[BEGIN MATERIAL PROVIDED]

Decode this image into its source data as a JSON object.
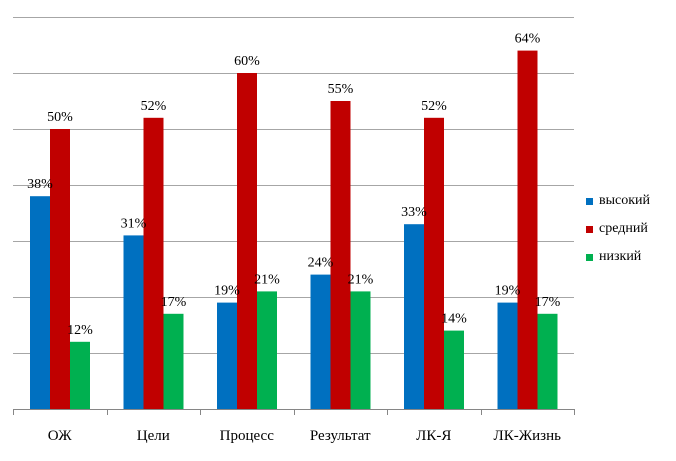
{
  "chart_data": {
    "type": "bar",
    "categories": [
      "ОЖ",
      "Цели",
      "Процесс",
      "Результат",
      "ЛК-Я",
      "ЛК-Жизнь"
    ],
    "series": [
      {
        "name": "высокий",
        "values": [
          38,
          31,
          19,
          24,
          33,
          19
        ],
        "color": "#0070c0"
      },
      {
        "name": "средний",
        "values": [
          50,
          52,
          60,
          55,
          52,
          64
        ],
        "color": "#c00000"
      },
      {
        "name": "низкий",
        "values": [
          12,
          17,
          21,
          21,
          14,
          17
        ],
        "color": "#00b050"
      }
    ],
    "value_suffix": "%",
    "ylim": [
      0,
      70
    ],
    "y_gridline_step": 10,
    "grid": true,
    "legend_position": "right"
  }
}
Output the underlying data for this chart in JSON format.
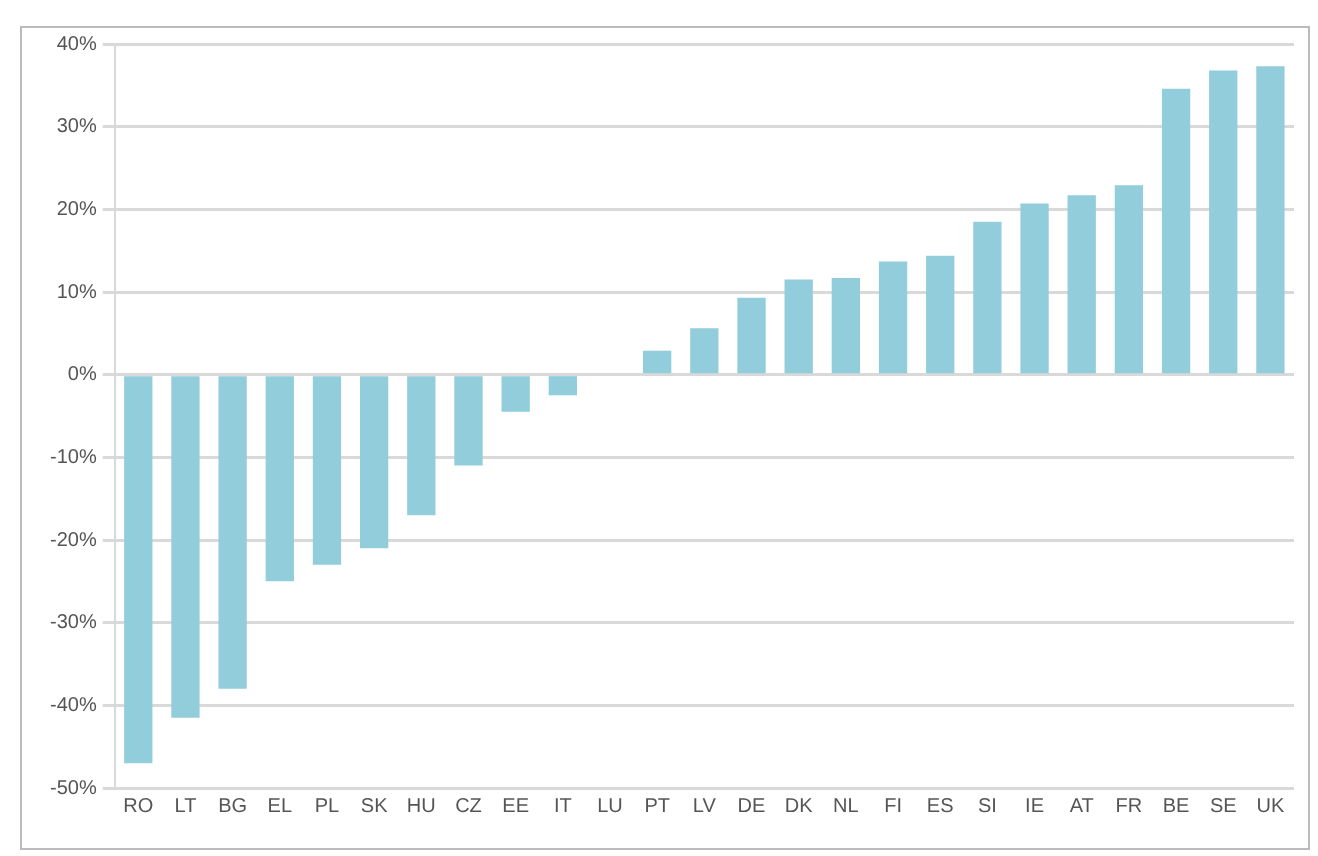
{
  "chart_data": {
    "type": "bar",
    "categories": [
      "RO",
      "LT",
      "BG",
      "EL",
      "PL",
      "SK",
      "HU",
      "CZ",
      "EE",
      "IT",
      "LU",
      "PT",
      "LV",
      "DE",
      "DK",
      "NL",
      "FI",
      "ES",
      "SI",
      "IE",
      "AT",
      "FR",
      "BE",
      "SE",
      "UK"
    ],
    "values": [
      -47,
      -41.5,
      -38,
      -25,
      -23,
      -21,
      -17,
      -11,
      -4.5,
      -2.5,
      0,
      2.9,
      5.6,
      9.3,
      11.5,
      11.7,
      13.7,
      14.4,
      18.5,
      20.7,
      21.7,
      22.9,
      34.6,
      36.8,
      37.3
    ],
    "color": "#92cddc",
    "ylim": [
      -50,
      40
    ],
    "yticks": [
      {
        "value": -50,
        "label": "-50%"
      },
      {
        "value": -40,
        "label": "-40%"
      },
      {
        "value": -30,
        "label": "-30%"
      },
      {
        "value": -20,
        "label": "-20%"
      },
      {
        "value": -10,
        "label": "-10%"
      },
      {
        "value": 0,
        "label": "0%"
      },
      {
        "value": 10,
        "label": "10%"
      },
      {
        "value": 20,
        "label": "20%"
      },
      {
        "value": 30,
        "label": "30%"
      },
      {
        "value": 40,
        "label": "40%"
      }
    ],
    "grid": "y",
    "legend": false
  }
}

[END MATERIAL PROVIDED]
[BEGIN MATERIAL PROVIDED]

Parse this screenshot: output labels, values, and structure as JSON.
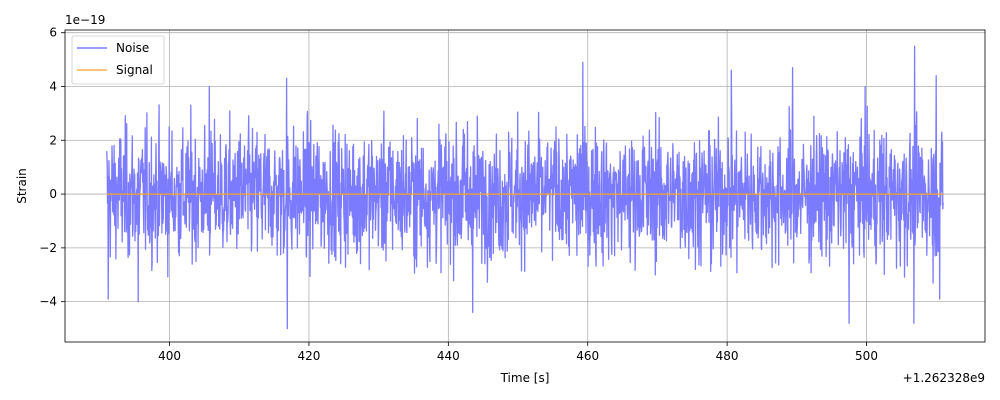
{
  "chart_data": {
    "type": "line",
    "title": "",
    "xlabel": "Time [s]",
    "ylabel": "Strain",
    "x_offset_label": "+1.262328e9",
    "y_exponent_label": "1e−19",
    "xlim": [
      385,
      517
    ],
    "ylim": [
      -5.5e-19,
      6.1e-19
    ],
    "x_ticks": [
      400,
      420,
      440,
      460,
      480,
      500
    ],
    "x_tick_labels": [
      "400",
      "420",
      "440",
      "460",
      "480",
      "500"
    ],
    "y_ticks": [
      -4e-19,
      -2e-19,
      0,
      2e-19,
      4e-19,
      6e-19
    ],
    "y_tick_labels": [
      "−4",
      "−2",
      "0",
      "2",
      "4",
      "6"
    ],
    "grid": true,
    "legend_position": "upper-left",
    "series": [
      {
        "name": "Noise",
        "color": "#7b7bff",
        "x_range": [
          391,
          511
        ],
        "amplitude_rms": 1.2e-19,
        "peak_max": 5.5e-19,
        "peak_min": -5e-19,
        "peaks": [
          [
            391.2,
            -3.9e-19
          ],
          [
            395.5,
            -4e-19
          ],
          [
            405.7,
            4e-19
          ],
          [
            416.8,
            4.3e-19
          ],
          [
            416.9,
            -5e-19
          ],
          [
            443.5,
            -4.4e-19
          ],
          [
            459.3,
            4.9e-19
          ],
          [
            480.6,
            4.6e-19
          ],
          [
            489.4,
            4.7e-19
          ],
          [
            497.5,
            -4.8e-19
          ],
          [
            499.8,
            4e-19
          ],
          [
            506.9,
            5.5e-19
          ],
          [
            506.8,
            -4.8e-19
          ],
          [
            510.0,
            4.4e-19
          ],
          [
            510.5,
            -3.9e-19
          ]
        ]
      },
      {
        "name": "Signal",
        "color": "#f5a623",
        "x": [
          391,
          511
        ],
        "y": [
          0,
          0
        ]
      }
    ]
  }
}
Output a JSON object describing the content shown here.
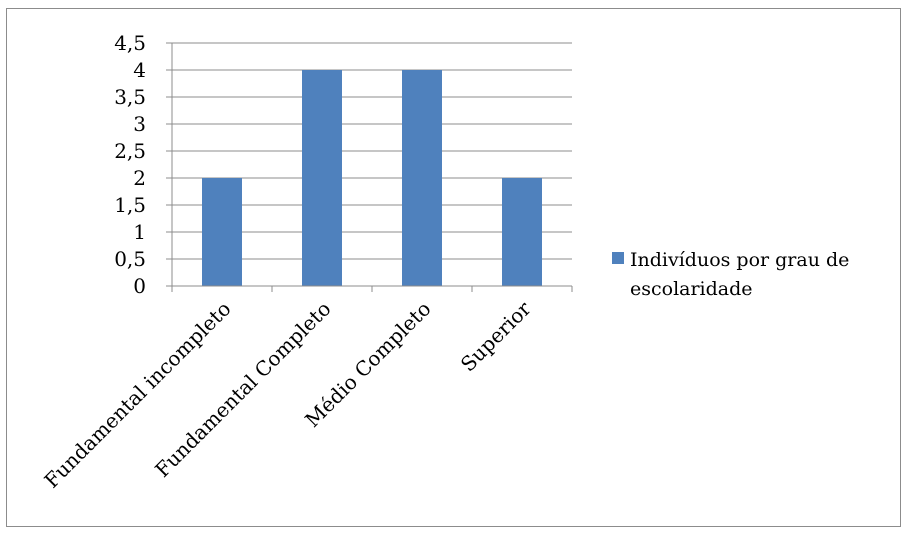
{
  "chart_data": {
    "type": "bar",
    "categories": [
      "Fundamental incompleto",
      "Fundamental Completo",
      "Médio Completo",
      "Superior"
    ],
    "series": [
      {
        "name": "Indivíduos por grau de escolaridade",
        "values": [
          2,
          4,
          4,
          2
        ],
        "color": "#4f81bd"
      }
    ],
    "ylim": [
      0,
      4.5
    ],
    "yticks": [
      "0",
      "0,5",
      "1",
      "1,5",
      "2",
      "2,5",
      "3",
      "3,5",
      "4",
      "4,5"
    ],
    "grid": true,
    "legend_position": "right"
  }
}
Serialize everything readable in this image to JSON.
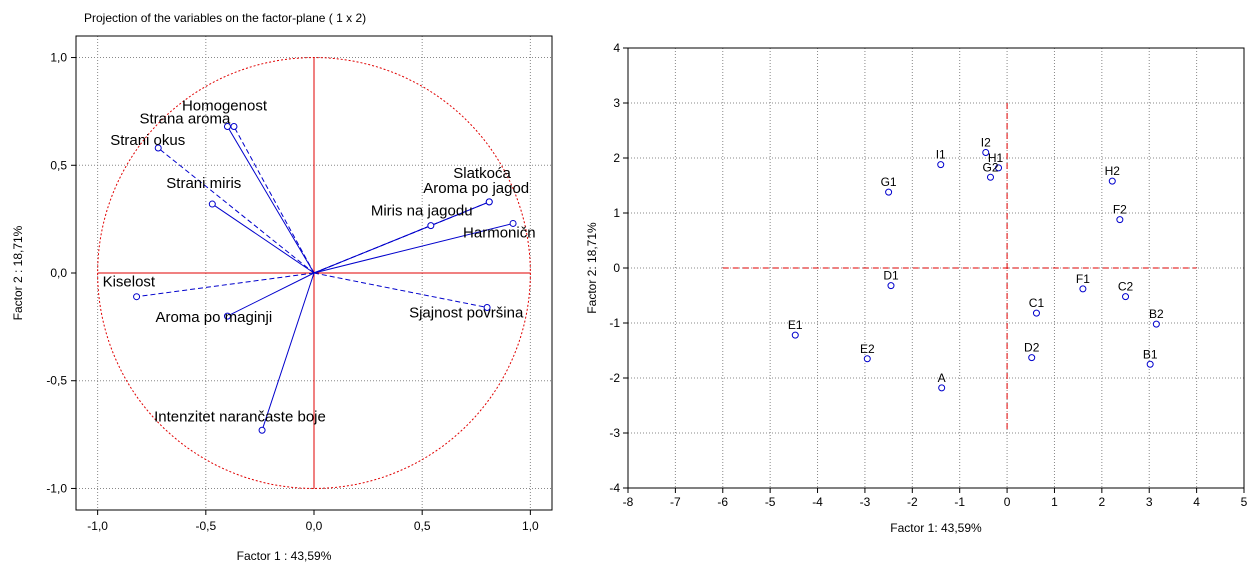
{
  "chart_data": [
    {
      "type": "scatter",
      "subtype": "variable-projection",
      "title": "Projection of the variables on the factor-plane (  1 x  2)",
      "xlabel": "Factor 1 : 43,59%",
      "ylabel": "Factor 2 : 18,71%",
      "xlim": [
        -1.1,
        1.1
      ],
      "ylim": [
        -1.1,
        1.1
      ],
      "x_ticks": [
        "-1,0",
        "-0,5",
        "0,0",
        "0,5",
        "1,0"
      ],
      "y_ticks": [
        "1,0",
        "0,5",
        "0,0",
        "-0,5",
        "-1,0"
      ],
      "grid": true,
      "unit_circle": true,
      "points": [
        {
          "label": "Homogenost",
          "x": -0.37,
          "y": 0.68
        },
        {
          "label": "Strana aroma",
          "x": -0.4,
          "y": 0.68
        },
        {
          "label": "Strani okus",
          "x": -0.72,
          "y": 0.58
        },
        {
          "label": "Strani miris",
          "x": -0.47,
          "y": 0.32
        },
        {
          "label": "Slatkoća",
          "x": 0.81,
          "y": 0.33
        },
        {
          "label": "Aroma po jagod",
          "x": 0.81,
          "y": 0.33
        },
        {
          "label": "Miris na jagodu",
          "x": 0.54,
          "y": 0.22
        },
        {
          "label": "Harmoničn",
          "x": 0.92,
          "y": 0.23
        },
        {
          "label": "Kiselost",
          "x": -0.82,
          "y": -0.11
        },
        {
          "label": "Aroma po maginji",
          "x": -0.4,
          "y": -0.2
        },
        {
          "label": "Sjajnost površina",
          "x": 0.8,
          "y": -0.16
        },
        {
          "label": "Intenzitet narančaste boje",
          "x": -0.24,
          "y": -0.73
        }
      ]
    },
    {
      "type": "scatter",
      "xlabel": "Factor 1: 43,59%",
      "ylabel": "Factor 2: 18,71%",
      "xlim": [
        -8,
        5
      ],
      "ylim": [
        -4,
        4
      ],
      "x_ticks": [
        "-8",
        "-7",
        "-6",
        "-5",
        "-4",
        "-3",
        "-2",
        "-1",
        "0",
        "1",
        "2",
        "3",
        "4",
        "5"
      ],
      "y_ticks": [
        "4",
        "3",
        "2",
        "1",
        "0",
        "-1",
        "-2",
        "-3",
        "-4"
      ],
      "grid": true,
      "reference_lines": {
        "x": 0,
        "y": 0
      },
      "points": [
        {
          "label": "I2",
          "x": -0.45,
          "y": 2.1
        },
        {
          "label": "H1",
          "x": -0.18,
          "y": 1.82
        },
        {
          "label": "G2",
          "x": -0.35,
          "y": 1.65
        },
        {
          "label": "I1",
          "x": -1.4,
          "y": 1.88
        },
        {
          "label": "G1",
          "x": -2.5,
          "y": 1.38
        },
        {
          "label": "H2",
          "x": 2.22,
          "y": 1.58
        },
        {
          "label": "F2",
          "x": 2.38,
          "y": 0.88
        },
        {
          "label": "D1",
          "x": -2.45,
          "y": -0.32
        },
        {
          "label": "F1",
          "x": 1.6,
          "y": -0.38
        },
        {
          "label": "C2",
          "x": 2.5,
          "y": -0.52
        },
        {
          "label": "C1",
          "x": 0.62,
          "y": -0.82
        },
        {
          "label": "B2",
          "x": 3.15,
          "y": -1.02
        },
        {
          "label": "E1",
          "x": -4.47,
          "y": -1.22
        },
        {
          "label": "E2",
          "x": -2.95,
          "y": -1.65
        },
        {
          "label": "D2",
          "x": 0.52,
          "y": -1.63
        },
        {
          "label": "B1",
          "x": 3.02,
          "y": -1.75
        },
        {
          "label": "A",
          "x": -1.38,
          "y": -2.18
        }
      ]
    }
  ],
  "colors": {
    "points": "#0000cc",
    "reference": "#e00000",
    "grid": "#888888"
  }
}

[END MATERIAL PROVIDED]

• **REQUIREMENTS**
Looking back at the lines above, state how many contain the word "object", and supply nothing besides the number.

• **WRITTEN REPLY**
2